* Task brief: Find the word "Program" in the listing; pull out each line holding it.
------------------------------------
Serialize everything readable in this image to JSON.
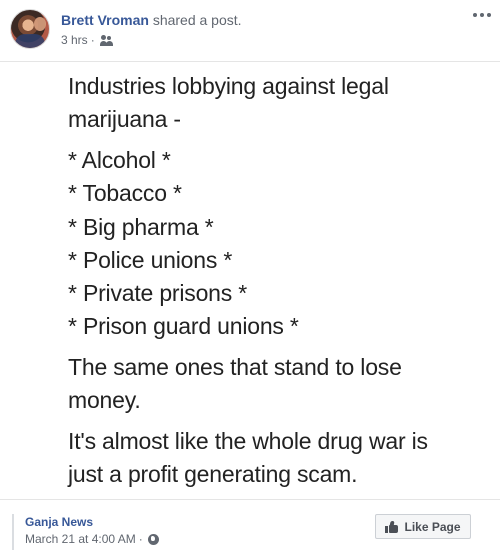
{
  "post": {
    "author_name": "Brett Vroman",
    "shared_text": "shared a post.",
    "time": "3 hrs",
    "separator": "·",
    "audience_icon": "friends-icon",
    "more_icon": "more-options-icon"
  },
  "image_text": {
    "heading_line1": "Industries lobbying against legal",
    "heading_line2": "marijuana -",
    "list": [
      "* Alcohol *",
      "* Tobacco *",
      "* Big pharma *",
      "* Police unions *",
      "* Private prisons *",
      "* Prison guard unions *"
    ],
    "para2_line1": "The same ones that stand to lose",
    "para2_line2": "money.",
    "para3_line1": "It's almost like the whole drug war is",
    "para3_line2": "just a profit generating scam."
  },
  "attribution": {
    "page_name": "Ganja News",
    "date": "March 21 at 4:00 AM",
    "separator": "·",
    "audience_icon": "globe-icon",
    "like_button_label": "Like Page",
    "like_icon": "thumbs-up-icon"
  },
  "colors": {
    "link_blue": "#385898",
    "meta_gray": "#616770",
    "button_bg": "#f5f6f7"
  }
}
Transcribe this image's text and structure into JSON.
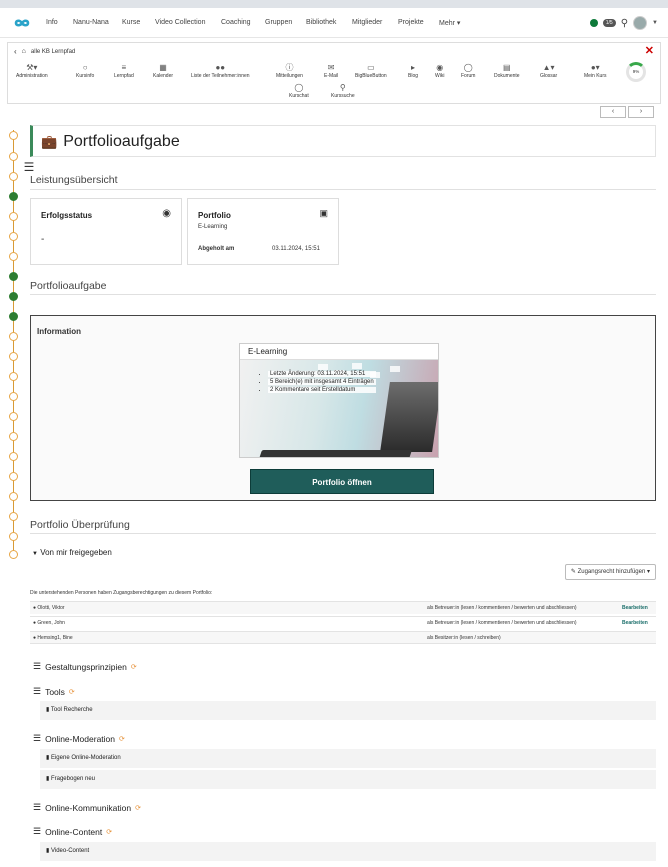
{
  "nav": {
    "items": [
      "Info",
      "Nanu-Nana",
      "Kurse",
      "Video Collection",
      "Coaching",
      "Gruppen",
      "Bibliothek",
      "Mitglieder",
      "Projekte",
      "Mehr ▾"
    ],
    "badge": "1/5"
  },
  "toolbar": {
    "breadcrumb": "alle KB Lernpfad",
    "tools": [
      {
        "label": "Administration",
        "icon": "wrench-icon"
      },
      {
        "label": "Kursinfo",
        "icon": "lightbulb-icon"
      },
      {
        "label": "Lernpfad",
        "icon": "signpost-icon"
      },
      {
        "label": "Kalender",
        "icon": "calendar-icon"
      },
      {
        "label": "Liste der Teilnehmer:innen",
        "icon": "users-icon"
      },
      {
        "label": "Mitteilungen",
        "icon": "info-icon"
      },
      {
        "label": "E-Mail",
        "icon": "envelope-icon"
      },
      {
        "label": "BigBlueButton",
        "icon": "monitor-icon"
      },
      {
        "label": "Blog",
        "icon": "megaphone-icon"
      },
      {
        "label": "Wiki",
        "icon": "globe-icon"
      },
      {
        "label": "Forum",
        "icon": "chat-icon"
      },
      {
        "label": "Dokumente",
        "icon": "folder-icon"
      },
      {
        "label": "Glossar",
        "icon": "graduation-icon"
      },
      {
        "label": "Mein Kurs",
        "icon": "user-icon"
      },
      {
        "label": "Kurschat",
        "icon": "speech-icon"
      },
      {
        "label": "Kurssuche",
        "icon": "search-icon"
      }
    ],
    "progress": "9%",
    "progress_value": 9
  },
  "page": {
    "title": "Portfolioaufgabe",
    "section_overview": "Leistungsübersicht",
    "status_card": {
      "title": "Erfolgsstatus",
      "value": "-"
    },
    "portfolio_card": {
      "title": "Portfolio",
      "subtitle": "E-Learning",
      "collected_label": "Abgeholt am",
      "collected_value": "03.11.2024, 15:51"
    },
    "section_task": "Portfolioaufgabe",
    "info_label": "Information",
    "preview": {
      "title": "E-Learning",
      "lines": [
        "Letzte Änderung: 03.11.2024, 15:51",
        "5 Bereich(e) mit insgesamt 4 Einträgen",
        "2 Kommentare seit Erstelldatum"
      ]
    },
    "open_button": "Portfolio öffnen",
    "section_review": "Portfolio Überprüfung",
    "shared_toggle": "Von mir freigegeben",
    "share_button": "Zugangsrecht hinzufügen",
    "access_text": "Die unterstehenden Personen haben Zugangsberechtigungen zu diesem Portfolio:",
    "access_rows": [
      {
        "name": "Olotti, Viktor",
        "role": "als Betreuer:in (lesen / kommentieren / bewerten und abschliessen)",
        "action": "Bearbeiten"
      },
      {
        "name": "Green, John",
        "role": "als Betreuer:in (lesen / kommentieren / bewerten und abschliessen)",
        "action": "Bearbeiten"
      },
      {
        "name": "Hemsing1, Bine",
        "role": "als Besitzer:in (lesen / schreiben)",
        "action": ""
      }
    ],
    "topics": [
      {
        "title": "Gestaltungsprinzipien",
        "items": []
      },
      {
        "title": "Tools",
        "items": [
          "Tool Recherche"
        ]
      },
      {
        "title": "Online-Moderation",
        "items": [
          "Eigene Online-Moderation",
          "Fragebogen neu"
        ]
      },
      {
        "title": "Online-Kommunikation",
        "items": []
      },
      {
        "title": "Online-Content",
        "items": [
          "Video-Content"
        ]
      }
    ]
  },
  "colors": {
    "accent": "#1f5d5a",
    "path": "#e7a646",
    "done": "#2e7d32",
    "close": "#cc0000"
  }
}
------------------------------------
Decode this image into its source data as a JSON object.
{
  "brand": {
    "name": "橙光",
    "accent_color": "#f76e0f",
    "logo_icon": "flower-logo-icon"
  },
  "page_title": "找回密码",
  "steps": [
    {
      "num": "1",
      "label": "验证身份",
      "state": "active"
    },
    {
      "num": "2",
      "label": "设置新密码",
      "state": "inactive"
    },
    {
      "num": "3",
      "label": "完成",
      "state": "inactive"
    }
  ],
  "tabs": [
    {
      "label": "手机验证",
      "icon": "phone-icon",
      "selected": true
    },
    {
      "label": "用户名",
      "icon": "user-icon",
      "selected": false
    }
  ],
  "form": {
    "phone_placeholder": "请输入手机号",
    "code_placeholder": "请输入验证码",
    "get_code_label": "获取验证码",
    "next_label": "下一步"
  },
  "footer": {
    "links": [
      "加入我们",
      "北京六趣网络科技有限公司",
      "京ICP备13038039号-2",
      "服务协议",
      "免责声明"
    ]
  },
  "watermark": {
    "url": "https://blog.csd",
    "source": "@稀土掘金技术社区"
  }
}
------------------------------------
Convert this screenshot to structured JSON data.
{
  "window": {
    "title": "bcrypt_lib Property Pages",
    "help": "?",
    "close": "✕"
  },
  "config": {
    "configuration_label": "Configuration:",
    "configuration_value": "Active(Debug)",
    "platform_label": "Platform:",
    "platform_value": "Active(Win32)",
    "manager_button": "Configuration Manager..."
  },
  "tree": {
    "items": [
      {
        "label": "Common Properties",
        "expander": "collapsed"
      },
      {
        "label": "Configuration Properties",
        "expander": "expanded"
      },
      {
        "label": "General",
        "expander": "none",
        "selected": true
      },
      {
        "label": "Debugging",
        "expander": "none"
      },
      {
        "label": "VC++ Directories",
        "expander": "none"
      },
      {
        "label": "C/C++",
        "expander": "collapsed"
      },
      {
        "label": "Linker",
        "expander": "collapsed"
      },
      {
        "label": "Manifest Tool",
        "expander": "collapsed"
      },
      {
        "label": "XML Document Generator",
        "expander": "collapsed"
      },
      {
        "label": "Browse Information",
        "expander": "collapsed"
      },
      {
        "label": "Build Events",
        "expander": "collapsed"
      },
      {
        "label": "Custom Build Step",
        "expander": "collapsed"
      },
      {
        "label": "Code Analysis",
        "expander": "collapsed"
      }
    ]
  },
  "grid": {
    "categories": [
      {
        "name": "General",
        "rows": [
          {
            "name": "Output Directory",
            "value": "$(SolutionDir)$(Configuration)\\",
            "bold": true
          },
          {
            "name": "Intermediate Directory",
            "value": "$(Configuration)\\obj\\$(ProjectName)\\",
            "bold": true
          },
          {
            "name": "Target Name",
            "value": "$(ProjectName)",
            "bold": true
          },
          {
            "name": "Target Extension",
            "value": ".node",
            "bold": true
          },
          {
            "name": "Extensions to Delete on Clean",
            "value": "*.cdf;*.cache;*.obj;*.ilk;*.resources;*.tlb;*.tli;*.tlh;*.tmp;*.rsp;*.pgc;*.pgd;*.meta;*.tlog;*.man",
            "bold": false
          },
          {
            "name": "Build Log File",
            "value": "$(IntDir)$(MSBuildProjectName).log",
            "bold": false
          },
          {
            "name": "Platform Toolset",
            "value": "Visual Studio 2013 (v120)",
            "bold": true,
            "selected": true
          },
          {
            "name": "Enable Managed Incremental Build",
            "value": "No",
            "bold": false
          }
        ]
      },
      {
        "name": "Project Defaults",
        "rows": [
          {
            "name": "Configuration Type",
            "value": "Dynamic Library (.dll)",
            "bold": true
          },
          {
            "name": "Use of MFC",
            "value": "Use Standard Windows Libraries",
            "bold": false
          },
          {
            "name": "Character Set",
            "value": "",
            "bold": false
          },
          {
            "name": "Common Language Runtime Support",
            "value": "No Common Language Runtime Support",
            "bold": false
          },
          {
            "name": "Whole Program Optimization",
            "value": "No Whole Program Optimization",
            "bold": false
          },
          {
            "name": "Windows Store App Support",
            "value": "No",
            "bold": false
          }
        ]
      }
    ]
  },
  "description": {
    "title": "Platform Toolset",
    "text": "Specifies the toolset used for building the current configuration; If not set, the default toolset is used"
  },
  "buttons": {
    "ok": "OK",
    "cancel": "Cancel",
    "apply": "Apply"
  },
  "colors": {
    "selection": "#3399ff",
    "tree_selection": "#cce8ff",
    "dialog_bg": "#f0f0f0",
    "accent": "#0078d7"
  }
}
------------------------------------
* Full answer:
            "name": "Whole Program Optimization",
            "value": "No Whole Program Optimization",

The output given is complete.